▶ _WHAT YOU WILL DO_:
Can you quote the records below in full, word for word?

▶ _DATASET ENTRIES_:
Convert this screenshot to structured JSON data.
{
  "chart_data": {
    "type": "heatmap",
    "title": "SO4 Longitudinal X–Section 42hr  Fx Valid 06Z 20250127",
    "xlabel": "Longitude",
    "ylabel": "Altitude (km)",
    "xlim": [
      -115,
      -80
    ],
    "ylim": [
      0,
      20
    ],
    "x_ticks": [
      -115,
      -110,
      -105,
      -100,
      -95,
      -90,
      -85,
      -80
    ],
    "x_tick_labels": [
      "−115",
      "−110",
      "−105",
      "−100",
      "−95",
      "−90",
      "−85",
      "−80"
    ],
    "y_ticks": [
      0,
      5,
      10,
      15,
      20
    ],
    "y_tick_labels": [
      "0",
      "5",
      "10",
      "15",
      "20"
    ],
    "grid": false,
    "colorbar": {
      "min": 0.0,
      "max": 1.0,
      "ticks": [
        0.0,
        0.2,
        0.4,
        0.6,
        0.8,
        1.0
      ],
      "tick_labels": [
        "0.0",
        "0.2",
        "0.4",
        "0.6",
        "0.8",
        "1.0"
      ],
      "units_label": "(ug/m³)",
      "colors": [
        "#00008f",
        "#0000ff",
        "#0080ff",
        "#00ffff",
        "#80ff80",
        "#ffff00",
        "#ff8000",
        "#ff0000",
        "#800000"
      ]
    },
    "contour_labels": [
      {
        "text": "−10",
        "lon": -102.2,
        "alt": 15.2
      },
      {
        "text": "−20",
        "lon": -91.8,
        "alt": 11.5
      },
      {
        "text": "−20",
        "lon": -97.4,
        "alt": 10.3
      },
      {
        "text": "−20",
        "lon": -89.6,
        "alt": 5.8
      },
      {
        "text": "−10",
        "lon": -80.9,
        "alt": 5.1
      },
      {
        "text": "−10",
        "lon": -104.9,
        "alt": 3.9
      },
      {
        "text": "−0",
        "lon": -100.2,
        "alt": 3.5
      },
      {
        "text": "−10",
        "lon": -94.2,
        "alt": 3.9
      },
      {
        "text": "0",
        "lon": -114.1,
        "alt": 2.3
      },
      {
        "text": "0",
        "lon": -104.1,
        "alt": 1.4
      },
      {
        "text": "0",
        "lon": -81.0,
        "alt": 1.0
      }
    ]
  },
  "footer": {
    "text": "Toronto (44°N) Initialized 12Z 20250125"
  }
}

▶ _REPLY_:
Convert this screenshot to structured JSON data.
{
  "chart_data": {
    "type": "heatmap",
    "title": "SO4 Longitudinal X–Section 42hr  Fx Valid 06Z 20250127",
    "xlabel": "Longitude",
    "ylabel": "Altitude (km)",
    "xlim": [
      -115,
      -80
    ],
    "ylim": [
      0,
      20
    ],
    "x_ticks": [
      -115,
      -110,
      -105,
      -100,
      -95,
      -90,
      -85,
      -80
    ],
    "x_tick_labels": [
      "−115",
      "−110",
      "−105",
      "−100",
      "−95",
      "−90",
      "−85",
      "−80"
    ],
    "y_ticks": [
      0,
      5,
      10,
      15,
      20
    ],
    "y_tick_labels": [
      "0",
      "5",
      "10",
      "15",
      "20"
    ],
    "grid": false,
    "colorbar": {
      "min": 0.0,
      "max": 1.0,
      "ticks": [
        0.0,
        0.2,
        0.4,
        0.6,
        0.8,
        1.0
      ],
      "tick_labels": [
        "0.0",
        "0.2",
        "0.4",
        "0.6",
        "0.8",
        "1.0"
      ],
      "units_label": "(ug/m³)",
      "colors": [
        "#00008f",
        "#0000ff",
        "#0080ff",
        "#00ffff",
        "#80ff80",
        "#ffff00",
        "#ff8000",
        "#ff0000",
        "#800000"
      ]
    },
    "contour_labels": [
      {
        "text": "−10",
        "lon": -102.2,
        "alt": 15.2
      },
      {
        "text": "−20",
        "lon": -91.8,
        "alt": 11.5
      },
      {
        "text": "−20",
        "lon": -97.4,
        "alt": 10.3
      },
      {
        "text": "−20",
        "lon": -89.6,
        "alt": 5.8
      },
      {
        "text": "−10",
        "lon": -80.9,
        "alt": 5.1
      },
      {
        "text": "−10",
        "lon": -104.9,
        "alt": 3.9
      },
      {
        "text": "−0",
        "lon": -100.2,
        "alt": 3.5
      },
      {
        "text": "−10",
        "lon": -94.2,
        "alt": 3.9
      },
      {
        "text": "0",
        "lon": -114.1,
        "alt": 2.3
      },
      {
        "text": "0",
        "lon": -104.1,
        "alt": 1.4
      },
      {
        "text": "0",
        "lon": -81.0,
        "alt": 1.0
      }
    ]
  },
  "footer": {
    "text": "Toronto (44°N) Initialized 12Z 20250125"
  }
}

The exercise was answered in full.